__Requirement__. Copy out all the records, word for word.

__Provided records__.
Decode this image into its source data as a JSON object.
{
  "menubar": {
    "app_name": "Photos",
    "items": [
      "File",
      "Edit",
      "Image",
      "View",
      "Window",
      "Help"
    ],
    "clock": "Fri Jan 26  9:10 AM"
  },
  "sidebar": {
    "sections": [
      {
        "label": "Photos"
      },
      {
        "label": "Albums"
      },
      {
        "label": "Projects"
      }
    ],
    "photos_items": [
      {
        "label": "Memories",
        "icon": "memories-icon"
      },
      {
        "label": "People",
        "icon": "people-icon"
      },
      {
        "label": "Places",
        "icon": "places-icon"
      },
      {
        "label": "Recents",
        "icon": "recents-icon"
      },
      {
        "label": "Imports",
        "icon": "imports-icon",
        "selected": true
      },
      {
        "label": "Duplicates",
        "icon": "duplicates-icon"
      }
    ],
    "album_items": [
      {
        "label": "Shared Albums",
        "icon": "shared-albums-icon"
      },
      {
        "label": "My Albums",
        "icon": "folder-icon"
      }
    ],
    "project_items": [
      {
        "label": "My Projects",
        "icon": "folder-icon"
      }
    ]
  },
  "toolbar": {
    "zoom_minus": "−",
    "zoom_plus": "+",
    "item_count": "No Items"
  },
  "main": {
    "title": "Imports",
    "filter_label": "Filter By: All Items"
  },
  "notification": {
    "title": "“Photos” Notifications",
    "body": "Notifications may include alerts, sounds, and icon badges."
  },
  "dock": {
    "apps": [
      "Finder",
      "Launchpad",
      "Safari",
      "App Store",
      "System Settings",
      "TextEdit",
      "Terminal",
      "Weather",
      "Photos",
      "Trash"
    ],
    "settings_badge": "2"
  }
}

__The solution__.
Decode this image into its source data as a JSON object.
{
  "menubar": {
    "app_name": "Photos",
    "items": [
      "File",
      "Edit",
      "Image",
      "View",
      "Window",
      "Help"
    ],
    "clock": "Fri Jan 26  9:10 AM"
  },
  "sidebar": {
    "sections": [
      {
        "label": "Photos"
      },
      {
        "label": "Albums"
      },
      {
        "label": "Projects"
      }
    ],
    "photos_items": [
      {
        "label": "Memories",
        "icon": "memories-icon"
      },
      {
        "label": "People",
        "icon": "people-icon"
      },
      {
        "label": "Places",
        "icon": "places-icon"
      },
      {
        "label": "Recents",
        "icon": "recents-icon"
      },
      {
        "label": "Imports",
        "icon": "imports-icon",
        "selected": true
      },
      {
        "label": "Duplicates",
        "icon": "duplicates-icon"
      }
    ],
    "album_items": [
      {
        "label": "Shared Albums",
        "icon": "shared-albums-icon"
      },
      {
        "label": "My Albums",
        "icon": "folder-icon"
      }
    ],
    "project_items": [
      {
        "label": "My Projects",
        "icon": "folder-icon"
      }
    ]
  },
  "toolbar": {
    "zoom_minus": "−",
    "zoom_plus": "+",
    "item_count": "No Items"
  },
  "main": {
    "title": "Imports",
    "filter_label": "Filter By: All Items"
  },
  "notification": {
    "title": "“Photos” Notifications",
    "body": "Notifications may include alerts, sounds, and icon badges."
  },
  "dock": {
    "apps": [
      "Finder",
      "Launchpad",
      "Safari",
      "App Store",
      "System Settings",
      "TextEdit",
      "Terminal",
      "Weather",
      "Photos",
      "Trash"
    ],
    "settings_badge": "2"
  }
}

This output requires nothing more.